# Aim
Your task is to copy every line of this material exactly.

Figure data in JSON:
★ ★ ★ ★ ★ ★ ★
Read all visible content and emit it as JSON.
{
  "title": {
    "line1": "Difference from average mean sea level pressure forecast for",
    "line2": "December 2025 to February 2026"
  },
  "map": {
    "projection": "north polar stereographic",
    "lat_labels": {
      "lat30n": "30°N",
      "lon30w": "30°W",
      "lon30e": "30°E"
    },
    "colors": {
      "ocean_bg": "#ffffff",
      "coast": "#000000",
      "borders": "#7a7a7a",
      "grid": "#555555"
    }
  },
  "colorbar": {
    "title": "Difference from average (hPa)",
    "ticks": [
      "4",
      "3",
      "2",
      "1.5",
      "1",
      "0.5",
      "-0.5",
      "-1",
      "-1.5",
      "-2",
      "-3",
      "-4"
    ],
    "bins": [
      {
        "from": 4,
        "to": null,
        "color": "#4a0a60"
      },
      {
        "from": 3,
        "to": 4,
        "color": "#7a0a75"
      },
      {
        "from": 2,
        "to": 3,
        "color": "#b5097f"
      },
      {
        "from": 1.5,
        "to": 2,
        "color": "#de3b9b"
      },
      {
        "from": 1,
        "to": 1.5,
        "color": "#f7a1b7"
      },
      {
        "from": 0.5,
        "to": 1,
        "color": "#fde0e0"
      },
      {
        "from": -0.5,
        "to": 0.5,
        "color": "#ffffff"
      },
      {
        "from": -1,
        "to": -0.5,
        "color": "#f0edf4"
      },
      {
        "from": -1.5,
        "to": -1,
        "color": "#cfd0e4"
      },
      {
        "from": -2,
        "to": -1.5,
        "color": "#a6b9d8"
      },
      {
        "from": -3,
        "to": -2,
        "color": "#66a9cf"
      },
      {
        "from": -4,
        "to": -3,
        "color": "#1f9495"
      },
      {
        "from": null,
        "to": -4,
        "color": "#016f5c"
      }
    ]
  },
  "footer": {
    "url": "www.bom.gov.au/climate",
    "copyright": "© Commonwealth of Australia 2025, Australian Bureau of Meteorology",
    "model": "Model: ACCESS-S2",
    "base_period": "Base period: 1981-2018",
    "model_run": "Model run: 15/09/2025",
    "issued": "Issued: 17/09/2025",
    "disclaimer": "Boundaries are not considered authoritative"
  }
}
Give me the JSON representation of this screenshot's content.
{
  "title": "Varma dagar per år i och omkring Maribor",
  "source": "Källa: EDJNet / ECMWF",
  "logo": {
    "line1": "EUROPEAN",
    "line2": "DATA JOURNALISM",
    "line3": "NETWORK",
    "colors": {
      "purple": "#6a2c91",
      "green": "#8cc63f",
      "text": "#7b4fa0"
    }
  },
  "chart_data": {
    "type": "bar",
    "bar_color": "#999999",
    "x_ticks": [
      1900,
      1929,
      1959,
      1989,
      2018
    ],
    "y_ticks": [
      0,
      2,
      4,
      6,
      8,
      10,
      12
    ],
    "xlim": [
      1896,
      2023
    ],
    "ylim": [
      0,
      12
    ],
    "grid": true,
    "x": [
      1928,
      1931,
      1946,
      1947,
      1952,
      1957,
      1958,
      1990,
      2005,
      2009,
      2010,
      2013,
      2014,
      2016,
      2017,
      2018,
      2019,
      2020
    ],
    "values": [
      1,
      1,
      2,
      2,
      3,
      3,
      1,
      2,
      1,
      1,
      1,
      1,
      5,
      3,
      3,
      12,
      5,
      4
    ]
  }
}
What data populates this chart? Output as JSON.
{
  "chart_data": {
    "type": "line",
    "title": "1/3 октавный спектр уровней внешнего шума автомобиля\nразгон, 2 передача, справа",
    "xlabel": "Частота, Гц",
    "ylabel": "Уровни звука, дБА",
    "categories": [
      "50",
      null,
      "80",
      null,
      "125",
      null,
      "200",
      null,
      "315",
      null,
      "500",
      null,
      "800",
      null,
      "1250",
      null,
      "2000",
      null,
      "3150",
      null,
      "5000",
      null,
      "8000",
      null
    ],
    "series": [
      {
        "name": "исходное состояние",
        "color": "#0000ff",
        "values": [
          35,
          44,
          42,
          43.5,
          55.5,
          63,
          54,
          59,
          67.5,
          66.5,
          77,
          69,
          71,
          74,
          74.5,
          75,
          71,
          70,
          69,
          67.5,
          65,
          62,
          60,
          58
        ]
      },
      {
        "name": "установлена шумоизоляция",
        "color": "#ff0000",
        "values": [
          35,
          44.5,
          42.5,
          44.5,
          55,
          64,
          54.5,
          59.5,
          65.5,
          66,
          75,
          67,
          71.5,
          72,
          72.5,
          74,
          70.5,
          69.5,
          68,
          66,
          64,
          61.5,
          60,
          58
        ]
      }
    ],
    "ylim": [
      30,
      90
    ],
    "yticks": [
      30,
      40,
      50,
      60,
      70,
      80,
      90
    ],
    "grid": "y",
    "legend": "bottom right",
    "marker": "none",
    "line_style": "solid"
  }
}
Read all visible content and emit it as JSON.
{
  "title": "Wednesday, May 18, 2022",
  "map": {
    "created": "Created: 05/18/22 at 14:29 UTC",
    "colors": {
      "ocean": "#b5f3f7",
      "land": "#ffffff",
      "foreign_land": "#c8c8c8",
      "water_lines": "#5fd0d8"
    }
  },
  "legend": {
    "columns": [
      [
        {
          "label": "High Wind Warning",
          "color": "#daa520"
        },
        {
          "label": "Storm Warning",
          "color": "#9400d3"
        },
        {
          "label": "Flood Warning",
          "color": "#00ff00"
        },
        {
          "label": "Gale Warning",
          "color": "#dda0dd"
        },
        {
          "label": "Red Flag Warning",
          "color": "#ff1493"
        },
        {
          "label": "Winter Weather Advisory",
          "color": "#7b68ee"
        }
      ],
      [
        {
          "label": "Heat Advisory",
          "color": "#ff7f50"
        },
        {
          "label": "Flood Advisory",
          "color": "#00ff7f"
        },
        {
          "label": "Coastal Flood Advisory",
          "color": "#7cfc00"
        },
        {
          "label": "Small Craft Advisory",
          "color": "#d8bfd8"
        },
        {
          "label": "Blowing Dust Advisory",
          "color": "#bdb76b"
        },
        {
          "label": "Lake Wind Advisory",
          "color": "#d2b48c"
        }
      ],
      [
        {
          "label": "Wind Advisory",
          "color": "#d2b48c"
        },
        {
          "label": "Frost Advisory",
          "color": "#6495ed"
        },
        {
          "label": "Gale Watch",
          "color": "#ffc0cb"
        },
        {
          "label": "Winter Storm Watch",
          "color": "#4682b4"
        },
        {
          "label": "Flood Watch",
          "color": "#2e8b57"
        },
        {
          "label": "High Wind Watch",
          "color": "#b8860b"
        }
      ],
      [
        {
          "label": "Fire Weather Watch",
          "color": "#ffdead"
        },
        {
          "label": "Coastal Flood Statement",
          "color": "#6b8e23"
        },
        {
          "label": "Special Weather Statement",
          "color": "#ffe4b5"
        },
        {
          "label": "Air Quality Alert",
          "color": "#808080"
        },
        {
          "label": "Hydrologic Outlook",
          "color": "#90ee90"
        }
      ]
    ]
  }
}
★ ★ ★ ★ ★ ★ ★
# Correct answer
Read all visible content and emit it as JSON.
{
  "title": {
    "line1": "Difference from average mean sea level pressure forecast for",
    "line2": "December 2025 to February 2026"
  },
  "map": {
    "projection": "north polar stereographic",
    "lat_labels": {
      "lat30n": "30°N",
      "lon30w": "30°W",
      "lon30e": "30°E"
    },
    "colors": {
      "ocean_bg": "#ffffff",
      "coast": "#000000",
      "borders": "#7a7a7a",
      "grid": "#555555"
    }
  },
  "colorbar": {
    "title": "Difference from average (hPa)",
    "ticks": [
      "4",
      "3",
      "2",
      "1.5",
      "1",
      "0.5",
      "-0.5",
      "-1",
      "-1.5",
      "-2",
      "-3",
      "-4"
    ],
    "bins": [
      {
        "from": 4,
        "to": null,
        "color": "#4a0a60"
      },
      {
        "from": 3,
        "to": 4,
        "color": "#7a0a75"
      },
      {
        "from": 2,
        "to": 3,
        "color": "#b5097f"
      },
      {
        "from": 1.5,
        "to": 2,
        "color": "#de3b9b"
      },
      {
        "from": 1,
        "to": 1.5,
        "color": "#f7a1b7"
      },
      {
        "from": 0.5,
        "to": 1,
        "color": "#fde0e0"
      },
      {
        "from": -0.5,
        "to": 0.5,
        "color": "#ffffff"
      },
      {
        "from": -1,
        "to": -0.5,
        "color": "#f0edf4"
      },
      {
        "from": -1.5,
        "to": -1,
        "color": "#cfd0e4"
      },
      {
        "from": -2,
        "to": -1.5,
        "color": "#a6b9d8"
      },
      {
        "from": -3,
        "to": -2,
        "color": "#66a9cf"
      },
      {
        "from": -4,
        "to": -3,
        "color": "#1f9495"
      },
      {
        "from": null,
        "to": -4,
        "color": "#016f5c"
      }
    ]
  },
  "footer": {
    "url": "www.bom.gov.au/climate",
    "copyright": "© Commonwealth of Australia 2025, Australian Bureau of Meteorology",
    "model": "Model: ACCESS-S2",
    "base_period": "Base period: 1981-2018",
    "model_run": "Model run: 15/09/2025",
    "issued": "Issued: 17/09/2025",
    "disclaimer": "Boundaries are not considered authoritative"
  }
}
Give me the JSON representation of this screenshot's content.
{
  "title": "Varma dagar per år i och omkring Maribor",
  "source": "Källa: EDJNet / ECMWF",
  "logo": {
    "line1": "EUROPEAN",
    "line2": "DATA JOURNALISM",
    "line3": "NETWORK",
    "colors": {
      "purple": "#6a2c91",
      "green": "#8cc63f",
      "text": "#7b4fa0"
    }
  },
  "chart_data": {
    "type": "bar",
    "bar_color": "#999999",
    "x_ticks": [
      1900,
      1929,
      1959,
      1989,
      2018
    ],
    "y_ticks": [
      0,
      2,
      4,
      6,
      8,
      10,
      12
    ],
    "xlim": [
      1896,
      2023
    ],
    "ylim": [
      0,
      12
    ],
    "grid": true,
    "x": [
      1928,
      1931,
      1946,
      1947,
      1952,
      1957,
      1958,
      1990,
      2005,
      2009,
      2010,
      2013,
      2014,
      2016,
      2017,
      2018,
      2019,
      2020
    ],
    "values": [
      1,
      1,
      2,
      2,
      3,
      3,
      1,
      2,
      1,
      1,
      1,
      1,
      5,
      3,
      3,
      12,
      5,
      4
    ]
  }
}
What data populates this chart? Output as JSON.
{
  "chart_data": {
    "type": "line",
    "title": "1/3 октавный спектр уровней внешнего шума автомобиля\nразгон, 2 передача, справа",
    "xlabel": "Частота, Гц",
    "ylabel": "Уровни звука, дБА",
    "categories": [
      "50",
      null,
      "80",
      null,
      "125",
      null,
      "200",
      null,
      "315",
      null,
      "500",
      null,
      "800",
      null,
      "1250",
      null,
      "2000",
      null,
      "3150",
      null,
      "5000",
      null,
      "8000",
      null
    ],
    "series": [
      {
        "name": "исходное состояние",
        "color": "#0000ff",
        "values": [
          35,
          44,
          42,
          43.5,
          55.5,
          63,
          54,
          59,
          67.5,
          66.5,
          77,
          69,
          71,
          74,
          74.5,
          75,
          71,
          70,
          69,
          67.5,
          65,
          62,
          60,
          58
        ]
      },
      {
        "name": "установлена шумоизоляция",
        "color": "#ff0000",
        "values": [
          35,
          44.5,
          42.5,
          44.5,
          55,
          64,
          54.5,
          59.5,
          65.5,
          66,
          75,
          67,
          71.5,
          72,
          72.5,
          74,
          70.5,
          69.5,
          68,
          66,
          64,
          61.5,
          60,
          58
        ]
      }
    ],
    "ylim": [
      30,
      90
    ],
    "yticks": [
      30,
      40,
      50,
      60,
      70,
      80,
      90
    ],
    "grid": "y",
    "legend": "bottom right",
    "marker": "none",
    "line_style": "solid"
  }
}
Read all visible content and emit it as JSON.
{
  "title": "Wednesday, May 18, 2022",
  "map": {
    "created": "Created: 05/18/22 at 14:29 UTC",
    "colors": {
      "ocean": "#b5f3f7",
      "land": "#ffffff",
      "foreign_land": "#c8c8c8",
      "water_lines": "#5fd0d8"
    }
  },
  "legend": {
    "columns": [
      [
        {
          "label": "High Wind Warning",
          "color": "#daa520"
        },
        {
          "label": "Storm Warning",
          "color": "#9400d3"
        },
        {
          "label": "Flood Warning",
          "color": "#00ff00"
        },
        {
          "label": "Gale Warning",
          "color": "#dda0dd"
        },
        {
          "label": "Red Flag Warning",
          "color": "#ff1493"
        },
        {
          "label": "Winter Weather Advisory",
          "color": "#7b68ee"
        }
      ],
      [
        {
          "label": "Heat Advisory",
          "color": "#ff7f50"
        },
        {
          "label": "Flood Advisory",
          "color": "#00ff7f"
        },
        {
          "label": "Coastal Flood Advisory",
          "color": "#7cfc00"
        },
        {
          "label": "Small Craft Advisory",
          "color": "#d8bfd8"
        },
        {
          "label": "Blowing Dust Advisory",
          "color": "#bdb76b"
        },
        {
          "label": "Lake Wind Advisory",
          "color": "#d2b48c"
        }
      ],
      [
        {
          "label": "Wind Advisory",
          "color": "#d2b48c"
        },
        {
          "label": "Frost Advisory",
          "color": "#6495ed"
        },
        {
          "label": "Gale Watch",
          "color": "#ffc0cb"
        },
        {
          "label": "Winter Storm Watch",
          "color": "#4682b4"
        },
        {
          "label": "Flood Watch",
          "color": "#2e8b57"
        },
        {
          "label": "High Wind Watch",
          "color": "#b8860b"
        }
      ],
      [
        {
          "label": "Fire Weather Watch",
          "color": "#ffdead"
        },
        {
          "label": "Coastal Flood Statement",
          "color": "#6b8e23"
        },
        {
          "label": "Special Weather Statement",
          "color": "#ffe4b5"
        },
        {
          "label": "Air Quality Alert",
          "color": "#808080"
        },
        {
          "label": "Hydrologic Outlook",
          "color": "#90ee90"
        }
      ]
    ]
  }
}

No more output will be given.